- Problem
Say how many lines hold the string "March"; please write nothing but the number.

- Extracted information
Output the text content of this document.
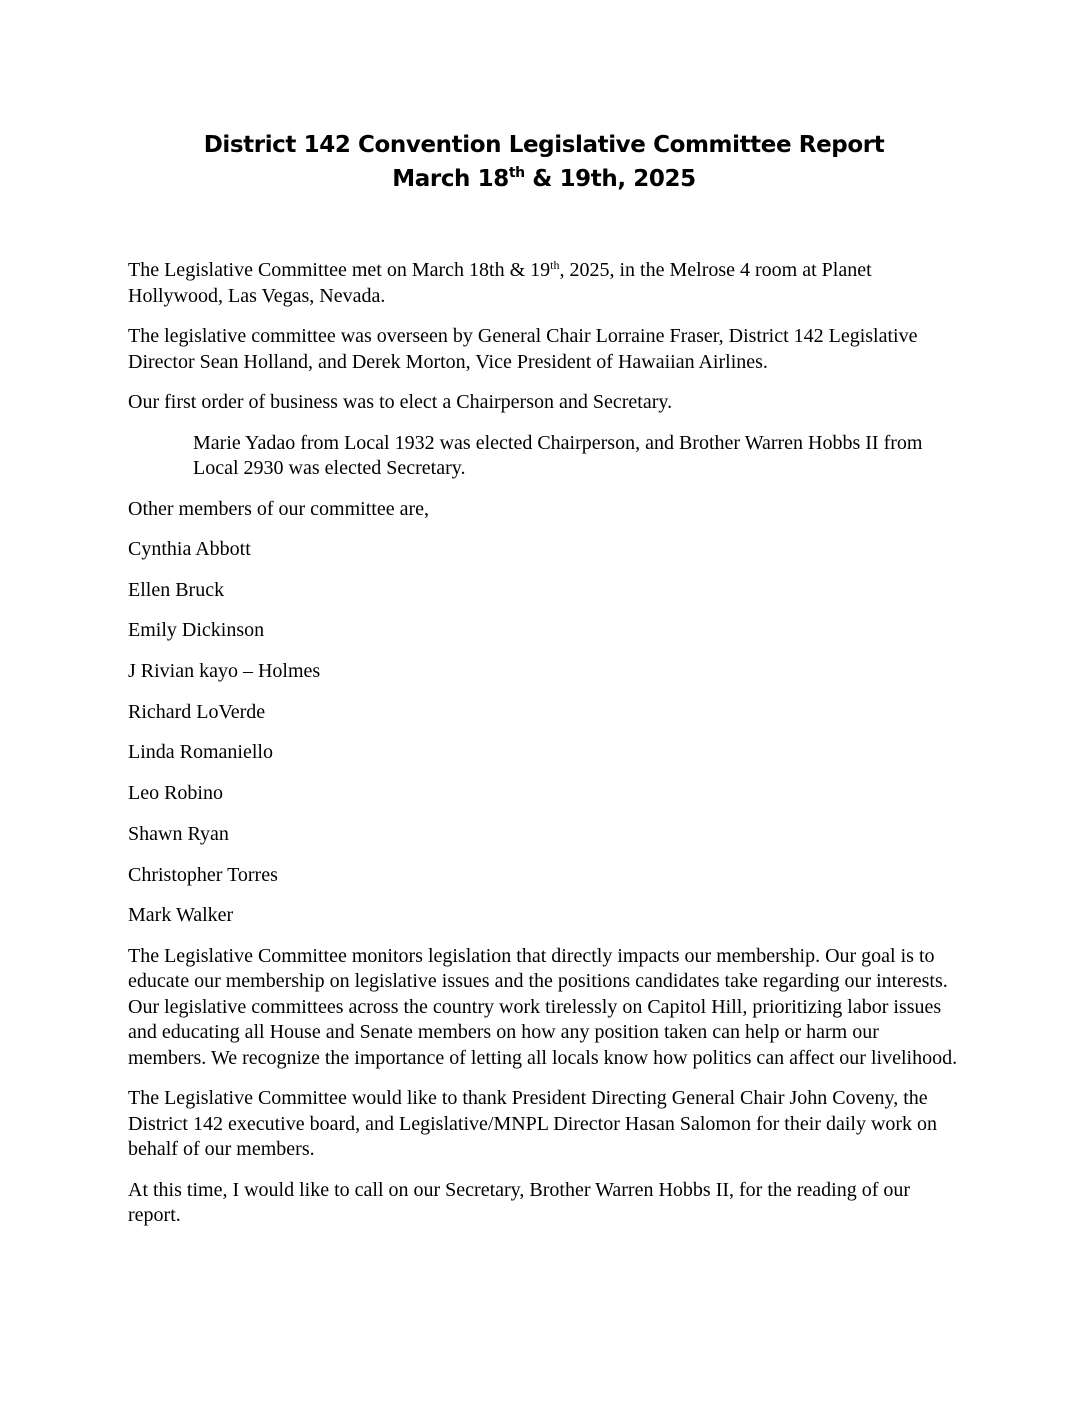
District 142 Convention Legislative Committee Report
March 18th & 19th, 2025

The Legislative Committee met on March 18th & 19th, 2025, in the Melrose 4 room at Planet Hollywood, Las Vegas, Nevada.

The legislative committee was overseen by General Chair Lorraine Fraser, District 142 Legislative Director Sean Holland, and Derek Morton, Vice President of Hawaiian Airlines.

Our first order of business was to elect a Chairperson and Secretary.

Marie Yadao from Local 1932 was elected Chairperson, and Brother Warren Hobbs II from Local 2930 was elected Secretary.

Other members of our committee are,

Cynthia Abbott
Ellen Bruck
Emily Dickinson
J Rivian kayo – Holmes
Richard LoVerde
Linda Romaniello
Leo Robino
Shawn Ryan
Christopher Torres
Mark Walker

The Legislative Committee monitors legislation that directly impacts our membership. Our goal is to educate our membership on legislative issues and the positions candidates take regarding our interests. Our legislative committees across the country work tirelessly on Capitol Hill, prioritizing labor issues and educating all House and Senate members on how any position taken can help or harm our members. We recognize the importance of letting all locals know how politics can affect our livelihood.

The Legislative Committee would like to thank President Directing General Chair John Coveny, the District 142 executive board, and Legislative/MNPL Director Hasan Salomon for their daily work on behalf of our members.

At this time, I would like to call on our Secretary, Brother Warren Hobbs II, for the reading of our report.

- Result for this exercise
2